* START Task input *
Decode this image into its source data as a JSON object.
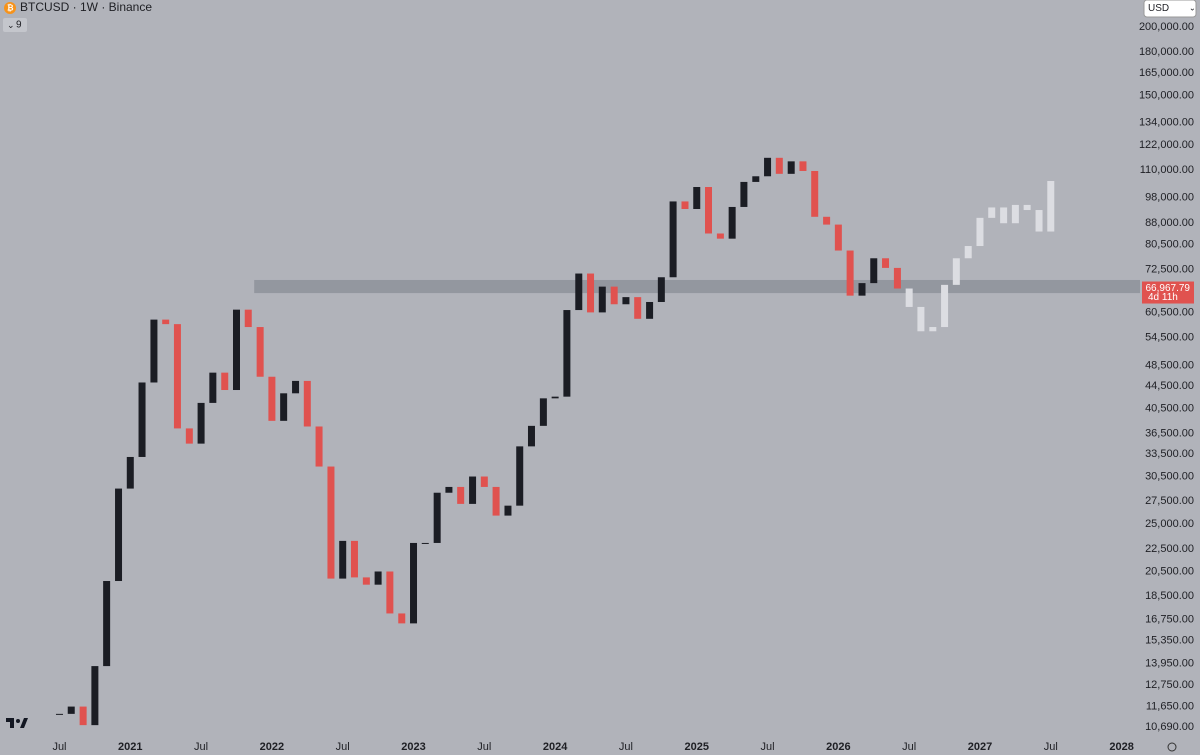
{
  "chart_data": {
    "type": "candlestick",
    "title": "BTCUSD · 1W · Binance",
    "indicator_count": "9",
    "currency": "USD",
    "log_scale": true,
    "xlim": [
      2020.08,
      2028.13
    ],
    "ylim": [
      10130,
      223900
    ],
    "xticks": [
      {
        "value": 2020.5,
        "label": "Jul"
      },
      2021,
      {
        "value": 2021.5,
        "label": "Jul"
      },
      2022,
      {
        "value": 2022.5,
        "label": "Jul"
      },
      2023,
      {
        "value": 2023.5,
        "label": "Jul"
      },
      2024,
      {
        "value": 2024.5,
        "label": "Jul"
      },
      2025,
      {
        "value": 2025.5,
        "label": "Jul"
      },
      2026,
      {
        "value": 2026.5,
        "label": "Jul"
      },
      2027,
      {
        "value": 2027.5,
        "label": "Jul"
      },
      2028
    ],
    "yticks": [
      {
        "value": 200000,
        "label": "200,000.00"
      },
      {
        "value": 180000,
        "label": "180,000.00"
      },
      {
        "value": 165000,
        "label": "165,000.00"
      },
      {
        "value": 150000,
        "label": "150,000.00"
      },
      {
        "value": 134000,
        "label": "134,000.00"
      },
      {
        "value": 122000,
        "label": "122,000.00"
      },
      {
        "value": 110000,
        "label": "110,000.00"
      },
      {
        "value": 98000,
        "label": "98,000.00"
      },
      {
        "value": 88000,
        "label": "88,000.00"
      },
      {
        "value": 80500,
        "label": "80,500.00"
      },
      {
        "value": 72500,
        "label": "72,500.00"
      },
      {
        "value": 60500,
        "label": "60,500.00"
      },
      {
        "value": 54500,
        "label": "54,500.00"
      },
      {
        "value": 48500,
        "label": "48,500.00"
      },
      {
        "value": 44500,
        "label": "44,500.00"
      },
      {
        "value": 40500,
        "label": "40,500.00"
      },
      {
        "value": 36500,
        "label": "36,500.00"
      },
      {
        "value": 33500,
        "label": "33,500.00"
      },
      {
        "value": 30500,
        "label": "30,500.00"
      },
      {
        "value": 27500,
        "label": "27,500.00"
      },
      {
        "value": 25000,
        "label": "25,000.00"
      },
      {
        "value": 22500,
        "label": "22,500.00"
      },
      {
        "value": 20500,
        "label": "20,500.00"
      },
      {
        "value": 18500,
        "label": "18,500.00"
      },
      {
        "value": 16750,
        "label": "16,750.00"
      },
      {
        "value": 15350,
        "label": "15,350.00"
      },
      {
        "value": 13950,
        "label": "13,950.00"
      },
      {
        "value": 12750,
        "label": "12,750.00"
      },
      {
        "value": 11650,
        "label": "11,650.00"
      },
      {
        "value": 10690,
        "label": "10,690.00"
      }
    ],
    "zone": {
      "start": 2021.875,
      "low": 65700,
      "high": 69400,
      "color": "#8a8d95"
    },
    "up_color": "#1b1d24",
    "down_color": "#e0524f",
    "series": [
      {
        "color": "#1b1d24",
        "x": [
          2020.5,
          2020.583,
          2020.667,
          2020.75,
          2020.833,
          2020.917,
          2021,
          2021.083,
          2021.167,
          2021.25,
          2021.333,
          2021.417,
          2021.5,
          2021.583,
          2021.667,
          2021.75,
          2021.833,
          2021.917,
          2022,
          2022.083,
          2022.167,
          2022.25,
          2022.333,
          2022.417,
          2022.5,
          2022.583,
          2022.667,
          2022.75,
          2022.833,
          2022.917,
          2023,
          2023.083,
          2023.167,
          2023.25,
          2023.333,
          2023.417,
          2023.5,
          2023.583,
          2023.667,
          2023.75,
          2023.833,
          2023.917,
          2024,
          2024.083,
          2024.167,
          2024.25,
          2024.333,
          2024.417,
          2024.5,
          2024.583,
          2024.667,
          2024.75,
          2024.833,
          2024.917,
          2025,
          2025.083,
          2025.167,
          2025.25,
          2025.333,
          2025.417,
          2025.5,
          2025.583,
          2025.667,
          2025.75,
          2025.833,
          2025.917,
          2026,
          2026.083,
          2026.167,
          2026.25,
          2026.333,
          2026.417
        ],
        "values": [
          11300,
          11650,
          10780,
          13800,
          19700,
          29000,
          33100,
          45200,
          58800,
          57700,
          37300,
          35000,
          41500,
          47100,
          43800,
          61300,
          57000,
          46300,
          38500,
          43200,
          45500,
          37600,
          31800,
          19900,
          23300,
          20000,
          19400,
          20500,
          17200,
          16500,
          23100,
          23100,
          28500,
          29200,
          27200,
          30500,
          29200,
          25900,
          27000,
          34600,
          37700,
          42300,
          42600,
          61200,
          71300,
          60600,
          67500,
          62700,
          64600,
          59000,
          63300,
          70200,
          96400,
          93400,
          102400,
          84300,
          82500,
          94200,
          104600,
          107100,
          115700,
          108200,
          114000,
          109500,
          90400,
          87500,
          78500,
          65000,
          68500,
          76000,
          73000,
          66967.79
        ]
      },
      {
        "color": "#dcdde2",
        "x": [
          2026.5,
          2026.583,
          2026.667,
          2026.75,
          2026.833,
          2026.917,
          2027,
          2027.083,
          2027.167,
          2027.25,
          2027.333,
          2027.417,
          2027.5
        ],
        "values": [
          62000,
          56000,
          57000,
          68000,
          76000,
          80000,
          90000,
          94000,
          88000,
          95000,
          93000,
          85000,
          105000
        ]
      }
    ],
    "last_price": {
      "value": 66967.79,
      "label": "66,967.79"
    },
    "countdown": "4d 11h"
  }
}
* END Task input *
* START Task input *
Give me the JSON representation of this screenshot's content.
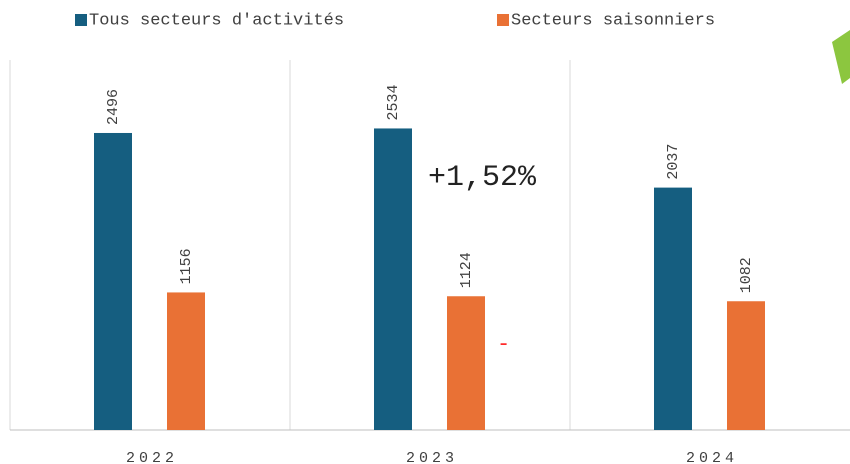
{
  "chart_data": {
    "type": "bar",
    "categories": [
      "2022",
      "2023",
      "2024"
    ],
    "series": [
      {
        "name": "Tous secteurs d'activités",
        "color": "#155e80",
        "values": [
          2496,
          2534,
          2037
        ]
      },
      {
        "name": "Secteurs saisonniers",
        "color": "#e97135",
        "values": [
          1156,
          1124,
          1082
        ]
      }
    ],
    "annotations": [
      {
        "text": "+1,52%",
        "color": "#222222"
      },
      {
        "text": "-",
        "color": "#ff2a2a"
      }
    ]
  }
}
* END Task input *
* START Task input *
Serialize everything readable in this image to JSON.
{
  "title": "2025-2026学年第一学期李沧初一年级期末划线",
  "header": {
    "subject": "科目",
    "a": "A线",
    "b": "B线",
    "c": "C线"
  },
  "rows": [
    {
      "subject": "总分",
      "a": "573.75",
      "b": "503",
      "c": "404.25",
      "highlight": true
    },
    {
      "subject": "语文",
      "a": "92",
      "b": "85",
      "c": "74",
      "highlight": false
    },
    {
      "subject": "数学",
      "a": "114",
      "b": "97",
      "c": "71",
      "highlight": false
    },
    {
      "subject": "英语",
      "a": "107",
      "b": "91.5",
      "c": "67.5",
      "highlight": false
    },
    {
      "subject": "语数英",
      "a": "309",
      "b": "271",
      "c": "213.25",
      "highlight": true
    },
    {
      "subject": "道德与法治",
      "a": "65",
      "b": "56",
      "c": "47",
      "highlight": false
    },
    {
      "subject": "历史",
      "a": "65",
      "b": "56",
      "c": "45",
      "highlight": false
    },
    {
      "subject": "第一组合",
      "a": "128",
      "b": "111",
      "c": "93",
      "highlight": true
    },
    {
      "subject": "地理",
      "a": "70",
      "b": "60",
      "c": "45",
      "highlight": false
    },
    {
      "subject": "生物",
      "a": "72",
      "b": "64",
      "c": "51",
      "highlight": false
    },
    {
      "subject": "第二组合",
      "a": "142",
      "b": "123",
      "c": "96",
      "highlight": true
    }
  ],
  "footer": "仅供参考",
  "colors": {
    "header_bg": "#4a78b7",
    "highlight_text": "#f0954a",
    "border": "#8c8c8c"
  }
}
* END Task input *
### Exercise details:
Count how many lines in the data above hold the string "JSON", and give the number with no other words.

### The answer:
3